# [Task to carry out]
Reproduce the lines below verbatim, from the first one through the line containing "table-row <box>11 798 947 817</box>", including that line.

# [Information shown]
^^^^

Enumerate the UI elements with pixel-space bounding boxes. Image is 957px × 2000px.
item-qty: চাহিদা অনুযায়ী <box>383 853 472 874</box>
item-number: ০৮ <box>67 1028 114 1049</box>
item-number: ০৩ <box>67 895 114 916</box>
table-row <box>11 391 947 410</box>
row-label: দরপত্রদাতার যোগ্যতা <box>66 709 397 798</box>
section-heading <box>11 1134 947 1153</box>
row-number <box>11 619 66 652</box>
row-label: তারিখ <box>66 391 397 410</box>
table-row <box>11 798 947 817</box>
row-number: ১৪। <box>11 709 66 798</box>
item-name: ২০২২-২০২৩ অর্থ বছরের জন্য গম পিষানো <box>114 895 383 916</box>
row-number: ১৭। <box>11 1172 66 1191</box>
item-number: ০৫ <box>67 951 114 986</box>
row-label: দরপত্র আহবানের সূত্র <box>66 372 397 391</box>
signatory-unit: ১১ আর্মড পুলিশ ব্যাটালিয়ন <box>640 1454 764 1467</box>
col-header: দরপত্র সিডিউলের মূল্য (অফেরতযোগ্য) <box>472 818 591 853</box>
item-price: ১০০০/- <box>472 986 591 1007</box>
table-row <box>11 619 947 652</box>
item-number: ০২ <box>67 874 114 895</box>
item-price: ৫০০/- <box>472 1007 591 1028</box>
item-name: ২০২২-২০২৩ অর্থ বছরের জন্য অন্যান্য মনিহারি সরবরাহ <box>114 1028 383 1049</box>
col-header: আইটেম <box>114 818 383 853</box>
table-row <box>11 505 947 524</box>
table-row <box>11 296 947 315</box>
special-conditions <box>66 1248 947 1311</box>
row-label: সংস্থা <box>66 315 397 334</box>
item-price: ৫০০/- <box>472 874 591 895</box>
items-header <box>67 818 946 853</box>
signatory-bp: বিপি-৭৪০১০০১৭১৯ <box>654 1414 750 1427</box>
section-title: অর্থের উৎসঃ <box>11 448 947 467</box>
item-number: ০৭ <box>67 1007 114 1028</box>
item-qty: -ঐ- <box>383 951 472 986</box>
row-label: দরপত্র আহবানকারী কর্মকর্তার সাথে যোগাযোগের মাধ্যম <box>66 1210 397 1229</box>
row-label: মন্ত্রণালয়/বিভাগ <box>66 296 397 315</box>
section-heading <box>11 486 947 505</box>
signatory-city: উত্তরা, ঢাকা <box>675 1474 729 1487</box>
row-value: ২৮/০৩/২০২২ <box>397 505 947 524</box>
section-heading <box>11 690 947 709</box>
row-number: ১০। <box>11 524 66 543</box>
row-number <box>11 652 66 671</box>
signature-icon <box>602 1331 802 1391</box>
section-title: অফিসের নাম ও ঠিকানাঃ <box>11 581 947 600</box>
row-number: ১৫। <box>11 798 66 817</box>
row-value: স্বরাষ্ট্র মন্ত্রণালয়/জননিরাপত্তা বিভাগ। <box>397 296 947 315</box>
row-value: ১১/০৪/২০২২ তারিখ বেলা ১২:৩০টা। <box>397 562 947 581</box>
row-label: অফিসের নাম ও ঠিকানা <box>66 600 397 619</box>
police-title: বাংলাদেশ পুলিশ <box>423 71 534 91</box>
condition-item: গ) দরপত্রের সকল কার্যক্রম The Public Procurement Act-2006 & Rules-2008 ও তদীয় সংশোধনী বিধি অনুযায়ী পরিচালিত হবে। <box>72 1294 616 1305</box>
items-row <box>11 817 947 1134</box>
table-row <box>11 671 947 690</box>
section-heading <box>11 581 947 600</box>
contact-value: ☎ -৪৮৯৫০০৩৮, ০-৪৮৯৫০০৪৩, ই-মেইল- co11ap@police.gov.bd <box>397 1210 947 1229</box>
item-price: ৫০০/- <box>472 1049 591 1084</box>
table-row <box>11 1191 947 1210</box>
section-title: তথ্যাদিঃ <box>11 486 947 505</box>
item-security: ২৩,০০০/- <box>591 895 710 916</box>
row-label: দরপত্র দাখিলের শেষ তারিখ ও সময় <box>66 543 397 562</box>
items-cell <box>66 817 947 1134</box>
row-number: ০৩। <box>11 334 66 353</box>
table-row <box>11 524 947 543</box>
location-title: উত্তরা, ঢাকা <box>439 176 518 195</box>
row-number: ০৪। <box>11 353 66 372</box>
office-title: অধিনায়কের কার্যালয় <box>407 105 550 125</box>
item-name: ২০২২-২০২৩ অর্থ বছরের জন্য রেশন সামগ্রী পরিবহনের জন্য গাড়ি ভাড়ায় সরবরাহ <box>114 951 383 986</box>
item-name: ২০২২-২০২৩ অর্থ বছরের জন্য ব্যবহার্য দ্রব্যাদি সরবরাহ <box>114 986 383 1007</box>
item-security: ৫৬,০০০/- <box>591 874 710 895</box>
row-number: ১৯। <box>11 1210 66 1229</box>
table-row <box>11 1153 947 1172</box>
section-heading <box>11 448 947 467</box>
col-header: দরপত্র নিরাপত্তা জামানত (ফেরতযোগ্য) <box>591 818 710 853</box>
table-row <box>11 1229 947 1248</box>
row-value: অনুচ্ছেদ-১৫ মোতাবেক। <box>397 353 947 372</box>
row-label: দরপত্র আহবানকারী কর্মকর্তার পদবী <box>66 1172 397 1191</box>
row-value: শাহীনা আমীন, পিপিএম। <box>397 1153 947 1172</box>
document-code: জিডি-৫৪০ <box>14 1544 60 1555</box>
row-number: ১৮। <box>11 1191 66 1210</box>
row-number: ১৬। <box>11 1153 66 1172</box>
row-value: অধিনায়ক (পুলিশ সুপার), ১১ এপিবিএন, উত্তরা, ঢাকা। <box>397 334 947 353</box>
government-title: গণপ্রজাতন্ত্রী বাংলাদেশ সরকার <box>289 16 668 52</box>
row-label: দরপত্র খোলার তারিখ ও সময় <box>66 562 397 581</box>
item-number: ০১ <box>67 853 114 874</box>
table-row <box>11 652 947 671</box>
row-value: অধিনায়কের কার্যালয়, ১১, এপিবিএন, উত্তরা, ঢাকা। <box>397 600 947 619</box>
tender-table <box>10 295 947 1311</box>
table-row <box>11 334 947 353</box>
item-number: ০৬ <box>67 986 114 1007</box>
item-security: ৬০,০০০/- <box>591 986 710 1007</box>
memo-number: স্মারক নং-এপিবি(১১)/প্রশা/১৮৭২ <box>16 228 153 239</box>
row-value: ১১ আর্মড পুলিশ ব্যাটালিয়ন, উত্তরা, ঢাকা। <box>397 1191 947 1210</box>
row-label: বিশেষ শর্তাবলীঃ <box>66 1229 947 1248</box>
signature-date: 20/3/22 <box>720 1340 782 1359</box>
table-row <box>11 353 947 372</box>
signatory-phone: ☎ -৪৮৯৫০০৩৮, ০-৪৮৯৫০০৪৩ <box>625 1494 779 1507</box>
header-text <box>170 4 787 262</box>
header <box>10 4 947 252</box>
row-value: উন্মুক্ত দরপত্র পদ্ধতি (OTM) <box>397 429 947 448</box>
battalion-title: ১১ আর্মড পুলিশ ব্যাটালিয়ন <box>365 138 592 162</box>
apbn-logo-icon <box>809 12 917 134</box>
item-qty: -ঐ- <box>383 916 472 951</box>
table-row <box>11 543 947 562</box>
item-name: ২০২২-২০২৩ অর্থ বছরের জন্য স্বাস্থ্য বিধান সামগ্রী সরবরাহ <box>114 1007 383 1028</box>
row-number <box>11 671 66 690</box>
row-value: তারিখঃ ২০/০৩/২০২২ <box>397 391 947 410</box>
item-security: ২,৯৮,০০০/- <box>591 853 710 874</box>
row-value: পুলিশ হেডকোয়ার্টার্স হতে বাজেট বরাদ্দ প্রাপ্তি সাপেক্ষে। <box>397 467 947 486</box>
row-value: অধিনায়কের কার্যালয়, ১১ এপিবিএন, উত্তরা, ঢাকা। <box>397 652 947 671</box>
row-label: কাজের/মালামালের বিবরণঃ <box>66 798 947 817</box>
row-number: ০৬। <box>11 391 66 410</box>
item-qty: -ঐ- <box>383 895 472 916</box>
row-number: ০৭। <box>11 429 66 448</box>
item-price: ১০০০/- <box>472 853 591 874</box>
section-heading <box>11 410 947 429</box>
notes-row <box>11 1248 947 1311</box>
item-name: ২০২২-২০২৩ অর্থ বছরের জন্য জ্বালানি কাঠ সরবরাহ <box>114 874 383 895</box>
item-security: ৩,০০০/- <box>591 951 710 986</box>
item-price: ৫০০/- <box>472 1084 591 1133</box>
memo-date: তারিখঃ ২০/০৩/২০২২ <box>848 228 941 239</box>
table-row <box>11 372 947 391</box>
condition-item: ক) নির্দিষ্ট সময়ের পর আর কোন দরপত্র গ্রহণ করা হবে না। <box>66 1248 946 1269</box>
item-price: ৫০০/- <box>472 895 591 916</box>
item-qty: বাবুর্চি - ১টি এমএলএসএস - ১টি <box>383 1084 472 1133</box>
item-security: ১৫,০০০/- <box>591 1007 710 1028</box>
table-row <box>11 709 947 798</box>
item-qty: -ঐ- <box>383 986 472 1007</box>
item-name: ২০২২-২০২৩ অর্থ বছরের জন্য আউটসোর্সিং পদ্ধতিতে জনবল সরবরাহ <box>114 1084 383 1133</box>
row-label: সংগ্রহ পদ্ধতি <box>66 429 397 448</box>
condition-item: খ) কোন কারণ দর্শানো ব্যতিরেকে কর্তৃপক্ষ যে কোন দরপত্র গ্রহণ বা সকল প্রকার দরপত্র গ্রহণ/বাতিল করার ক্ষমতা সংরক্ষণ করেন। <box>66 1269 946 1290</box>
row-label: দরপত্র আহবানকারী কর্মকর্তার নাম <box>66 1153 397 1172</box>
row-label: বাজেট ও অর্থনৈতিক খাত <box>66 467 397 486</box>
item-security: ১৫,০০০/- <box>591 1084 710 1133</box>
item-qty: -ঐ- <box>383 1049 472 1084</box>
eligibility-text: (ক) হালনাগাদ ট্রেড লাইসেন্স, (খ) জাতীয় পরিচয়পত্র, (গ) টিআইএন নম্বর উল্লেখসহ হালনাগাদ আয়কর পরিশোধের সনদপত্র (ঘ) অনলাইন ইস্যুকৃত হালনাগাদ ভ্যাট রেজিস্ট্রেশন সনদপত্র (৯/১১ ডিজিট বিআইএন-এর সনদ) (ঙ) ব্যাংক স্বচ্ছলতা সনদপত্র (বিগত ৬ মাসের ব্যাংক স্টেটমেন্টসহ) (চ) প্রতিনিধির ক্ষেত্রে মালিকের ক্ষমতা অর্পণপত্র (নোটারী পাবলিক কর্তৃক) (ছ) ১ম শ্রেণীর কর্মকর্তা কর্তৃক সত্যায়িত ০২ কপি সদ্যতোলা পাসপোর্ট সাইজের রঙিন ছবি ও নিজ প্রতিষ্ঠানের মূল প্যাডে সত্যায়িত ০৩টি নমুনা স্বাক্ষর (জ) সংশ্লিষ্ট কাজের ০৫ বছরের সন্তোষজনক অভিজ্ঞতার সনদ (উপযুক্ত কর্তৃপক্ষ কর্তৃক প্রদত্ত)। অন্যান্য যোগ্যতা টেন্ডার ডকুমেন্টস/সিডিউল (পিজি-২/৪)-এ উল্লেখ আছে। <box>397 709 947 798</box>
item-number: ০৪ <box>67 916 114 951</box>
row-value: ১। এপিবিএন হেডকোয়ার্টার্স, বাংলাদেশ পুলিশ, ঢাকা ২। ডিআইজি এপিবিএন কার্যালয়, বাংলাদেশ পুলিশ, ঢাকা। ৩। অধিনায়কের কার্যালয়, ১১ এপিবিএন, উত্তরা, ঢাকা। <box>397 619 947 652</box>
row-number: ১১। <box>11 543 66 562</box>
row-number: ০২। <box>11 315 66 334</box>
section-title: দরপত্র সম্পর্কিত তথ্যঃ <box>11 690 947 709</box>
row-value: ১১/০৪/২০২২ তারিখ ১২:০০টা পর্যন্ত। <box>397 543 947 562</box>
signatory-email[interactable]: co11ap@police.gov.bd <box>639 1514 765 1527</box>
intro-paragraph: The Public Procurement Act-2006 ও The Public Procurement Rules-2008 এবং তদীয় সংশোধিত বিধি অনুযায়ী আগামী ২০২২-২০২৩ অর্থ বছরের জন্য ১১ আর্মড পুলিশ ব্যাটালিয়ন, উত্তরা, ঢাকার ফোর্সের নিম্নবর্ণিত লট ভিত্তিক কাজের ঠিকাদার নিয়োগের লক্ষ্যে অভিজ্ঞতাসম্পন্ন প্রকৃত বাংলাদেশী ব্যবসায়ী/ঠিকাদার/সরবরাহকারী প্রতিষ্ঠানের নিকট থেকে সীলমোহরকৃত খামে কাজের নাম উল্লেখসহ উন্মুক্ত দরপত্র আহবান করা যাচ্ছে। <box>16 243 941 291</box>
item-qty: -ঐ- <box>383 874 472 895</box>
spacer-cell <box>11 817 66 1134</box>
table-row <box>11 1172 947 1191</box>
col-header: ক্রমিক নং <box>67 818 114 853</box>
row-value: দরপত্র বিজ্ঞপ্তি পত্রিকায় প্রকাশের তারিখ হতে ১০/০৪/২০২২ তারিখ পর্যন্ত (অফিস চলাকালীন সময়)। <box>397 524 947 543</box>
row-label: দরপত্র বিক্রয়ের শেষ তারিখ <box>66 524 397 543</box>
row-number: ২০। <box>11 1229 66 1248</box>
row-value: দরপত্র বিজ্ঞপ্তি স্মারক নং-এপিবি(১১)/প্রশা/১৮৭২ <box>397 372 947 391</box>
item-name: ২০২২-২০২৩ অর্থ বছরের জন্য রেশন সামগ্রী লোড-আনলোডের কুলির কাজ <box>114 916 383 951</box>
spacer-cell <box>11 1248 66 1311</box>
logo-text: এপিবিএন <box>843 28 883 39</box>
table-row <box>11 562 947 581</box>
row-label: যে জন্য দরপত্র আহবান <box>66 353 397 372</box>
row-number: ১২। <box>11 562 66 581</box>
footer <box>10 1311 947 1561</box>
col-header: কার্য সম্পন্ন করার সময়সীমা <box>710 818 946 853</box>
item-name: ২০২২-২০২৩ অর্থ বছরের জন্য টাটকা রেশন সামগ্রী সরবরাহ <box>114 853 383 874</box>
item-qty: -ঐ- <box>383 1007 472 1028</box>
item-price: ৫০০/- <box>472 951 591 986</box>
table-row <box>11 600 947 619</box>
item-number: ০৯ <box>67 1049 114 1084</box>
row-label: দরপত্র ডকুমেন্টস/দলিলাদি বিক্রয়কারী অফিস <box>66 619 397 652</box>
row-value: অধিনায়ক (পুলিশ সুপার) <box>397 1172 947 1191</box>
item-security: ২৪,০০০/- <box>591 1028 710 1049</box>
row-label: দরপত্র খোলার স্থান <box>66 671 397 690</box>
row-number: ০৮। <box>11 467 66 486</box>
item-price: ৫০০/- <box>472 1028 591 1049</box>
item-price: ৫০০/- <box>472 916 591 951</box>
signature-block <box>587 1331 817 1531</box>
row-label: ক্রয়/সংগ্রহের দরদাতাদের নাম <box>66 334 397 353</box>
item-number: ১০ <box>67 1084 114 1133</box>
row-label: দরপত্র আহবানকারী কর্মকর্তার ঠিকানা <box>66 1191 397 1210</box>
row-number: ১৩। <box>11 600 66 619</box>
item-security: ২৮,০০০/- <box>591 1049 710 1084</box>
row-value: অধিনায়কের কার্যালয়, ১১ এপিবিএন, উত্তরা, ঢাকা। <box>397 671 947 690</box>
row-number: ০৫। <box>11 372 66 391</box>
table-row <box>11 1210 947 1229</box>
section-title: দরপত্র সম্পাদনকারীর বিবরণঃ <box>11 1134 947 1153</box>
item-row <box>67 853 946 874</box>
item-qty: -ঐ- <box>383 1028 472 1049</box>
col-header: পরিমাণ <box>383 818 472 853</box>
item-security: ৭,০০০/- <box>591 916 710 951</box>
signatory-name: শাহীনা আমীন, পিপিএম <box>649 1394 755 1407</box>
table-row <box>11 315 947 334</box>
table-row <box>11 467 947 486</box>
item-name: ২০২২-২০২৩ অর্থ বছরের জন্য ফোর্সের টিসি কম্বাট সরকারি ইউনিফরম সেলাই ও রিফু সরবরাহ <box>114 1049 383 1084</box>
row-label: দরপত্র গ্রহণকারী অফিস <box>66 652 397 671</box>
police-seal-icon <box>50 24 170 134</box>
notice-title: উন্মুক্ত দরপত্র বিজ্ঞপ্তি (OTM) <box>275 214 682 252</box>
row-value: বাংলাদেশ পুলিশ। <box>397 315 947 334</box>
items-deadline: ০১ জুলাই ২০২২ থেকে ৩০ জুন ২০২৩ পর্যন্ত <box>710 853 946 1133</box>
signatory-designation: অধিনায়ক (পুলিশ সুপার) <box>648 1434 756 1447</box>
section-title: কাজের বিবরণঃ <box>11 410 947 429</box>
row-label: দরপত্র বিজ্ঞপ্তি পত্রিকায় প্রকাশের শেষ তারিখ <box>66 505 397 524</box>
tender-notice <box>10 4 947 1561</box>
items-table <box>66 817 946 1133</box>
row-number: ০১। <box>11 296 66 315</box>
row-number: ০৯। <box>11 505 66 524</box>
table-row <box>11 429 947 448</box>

^^^^

# [Result]
Enumerate the UI elements with pixel-space bounding boxes. Image is 957px × 2000px.
item-qty: চাহিদা অনুযায়ী <box>383 853 472 874</box>
item-number: ০৮ <box>67 1028 114 1049</box>
item-number: ০৩ <box>67 895 114 916</box>
table-row <box>11 391 947 410</box>
row-label: দরপত্রদাতার যোগ্যতা <box>66 709 397 798</box>
section-heading <box>11 1134 947 1153</box>
row-number <box>11 619 66 652</box>
row-label: তারিখ <box>66 391 397 410</box>
table-row <box>11 798 947 817</box>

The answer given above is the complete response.